*Task directions*: Rewrite the data below, changing "Localize" to "Locate" and leaving everything else untouched. Leave the pictures out.

_____

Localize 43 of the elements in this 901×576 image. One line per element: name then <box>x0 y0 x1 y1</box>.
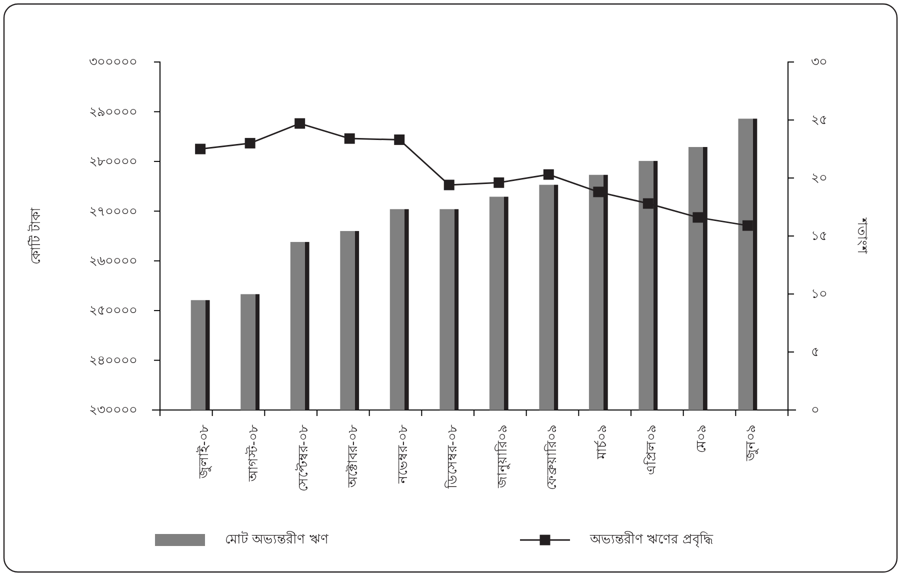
point <box>394 134 405 145</box>
point <box>444 180 454 190</box>
x-tick-label: সেপ্টেম্বর-০৮ <box>295 424 312 492</box>
legend-label: মোট অভ্যন্তরীণ ঋণ <box>225 532 330 548</box>
y2-tick-label: ৫ <box>811 344 819 360</box>
y2-tick-label: ১০ <box>811 286 827 302</box>
point <box>642 198 654 209</box>
x-tick-label: এপ্রিল০৯ <box>644 425 660 475</box>
point <box>593 186 604 198</box>
y2-axis-title: শতাংশ <box>854 217 869 254</box>
x-tick-label: নভেম্বর-০৮ <box>396 424 411 485</box>
x-tick-label: ডিসেম্বর-০৮ <box>444 424 461 490</box>
y2-tick-label: ২৫ <box>811 112 827 128</box>
x-tick-label: আগস্ট-০৮ <box>246 424 262 483</box>
y2-tick-label: ১৫ <box>811 228 827 244</box>
y-tick-label: ২৪০০০০ <box>89 352 137 368</box>
point <box>742 220 753 231</box>
y-tick-label: ২৯০০০০ <box>89 104 137 119</box>
point <box>344 133 355 144</box>
y-tick-label: ২৭০০০০ <box>89 203 137 218</box>
x-tick-label: মার্চ০৯ <box>594 425 610 460</box>
x-tick-label: মে০৯ <box>694 425 710 453</box>
y2-tick-label: ২০ <box>811 170 827 186</box>
y-tick-label: ২৫০০০০ <box>89 302 137 318</box>
x-tick-label: অক্টোবর-০৮ <box>346 424 362 489</box>
y-tick-label: ২৩০০০০ <box>89 402 137 418</box>
y2-tick-label: ০ <box>811 402 819 418</box>
x-tick-label: ফেব্রুয়ারি০৯ <box>544 425 560 490</box>
point <box>294 118 306 129</box>
point <box>543 169 554 180</box>
y-tick-label: ২৬০০০০ <box>89 253 137 268</box>
point <box>195 144 206 154</box>
legend-label: অভ্যন্তরীণ ঋণের প্রবৃদ্ধি <box>589 532 714 548</box>
x-tick-label: জুলাই-০৮ <box>196 424 212 480</box>
x-tick-label: জানুয়ারি০৯ <box>494 425 510 489</box>
y-axis-title: কোটি টাকা <box>28 207 44 265</box>
y-tick-label: ৩০০০০০ <box>89 54 137 70</box>
y2-tick-label: ৩০ <box>811 54 827 70</box>
y-tick-label: ২৮০০০০ <box>89 154 137 169</box>
point <box>692 212 704 223</box>
x-tick-label: জুন০৯ <box>744 425 760 462</box>
point <box>244 138 256 148</box>
point <box>494 177 504 188</box>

_____

*Output of the task*:
Locate 43 of the elements in this 901×576 image. One line per element: name then <box>x0 y0 x1 y1</box>.
point <box>394 134 405 145</box>
point <box>444 180 454 190</box>
x-tick-label: সেপ্টেম্বর-০৮ <box>295 424 312 492</box>
legend-label: মোট অভ্যন্তরীণ ঋণ <box>225 532 330 548</box>
y2-tick-label: ৫ <box>811 344 819 360</box>
y2-tick-label: ১০ <box>811 286 827 302</box>
point <box>642 198 654 209</box>
x-tick-label: এপ্রিল০৯ <box>644 425 660 475</box>
point <box>593 186 604 198</box>
y2-axis-title: শতাংশ <box>854 217 869 254</box>
x-tick-label: নভেম্বর-০৮ <box>396 424 411 485</box>
x-tick-label: ডিসেম্বর-০৮ <box>444 424 461 490</box>
y2-tick-label: ২৫ <box>811 112 827 128</box>
x-tick-label: আগস্ট-০৮ <box>246 424 262 483</box>
y2-tick-label: ১৫ <box>811 228 827 244</box>
y-tick-label: ২৪০০০০ <box>89 352 137 368</box>
point <box>742 220 753 231</box>
y-tick-label: ২৯০০০০ <box>89 104 137 119</box>
point <box>344 133 355 144</box>
y-tick-label: ২৭০০০০ <box>89 203 137 218</box>
x-tick-label: মার্চ০৯ <box>594 425 610 460</box>
x-tick-label: মে০৯ <box>694 425 710 453</box>
y2-tick-label: ২০ <box>811 170 827 186</box>
y-tick-label: ২৫০০০০ <box>89 302 137 318</box>
x-tick-label: অক্টোবর-০৮ <box>346 424 362 489</box>
y-tick-label: ২৩০০০০ <box>89 402 137 418</box>
y2-tick-label: ০ <box>811 402 819 418</box>
x-tick-label: ফেব্রুয়ারি০৯ <box>544 425 560 490</box>
point <box>294 118 306 129</box>
point <box>543 169 554 180</box>
y-tick-label: ২৬০০০০ <box>89 253 137 268</box>
point <box>195 144 206 154</box>
legend-label: অভ্যন্তরীণ ঋণের প্রবৃদ্ধি <box>589 532 714 548</box>
x-tick-label: জুলাই-০৮ <box>196 424 212 480</box>
x-tick-label: জানুয়ারি০৯ <box>494 425 510 489</box>
y-axis-title: কোটি টাকা <box>28 207 44 265</box>
y-tick-label: ৩০০০০০ <box>89 54 137 70</box>
y2-tick-label: ৩০ <box>811 54 827 70</box>
y-tick-label: ২৮০০০০ <box>89 154 137 169</box>
point <box>692 212 704 223</box>
x-tick-label: জুন০৯ <box>744 425 760 462</box>
point <box>244 138 256 148</box>
point <box>494 177 504 188</box>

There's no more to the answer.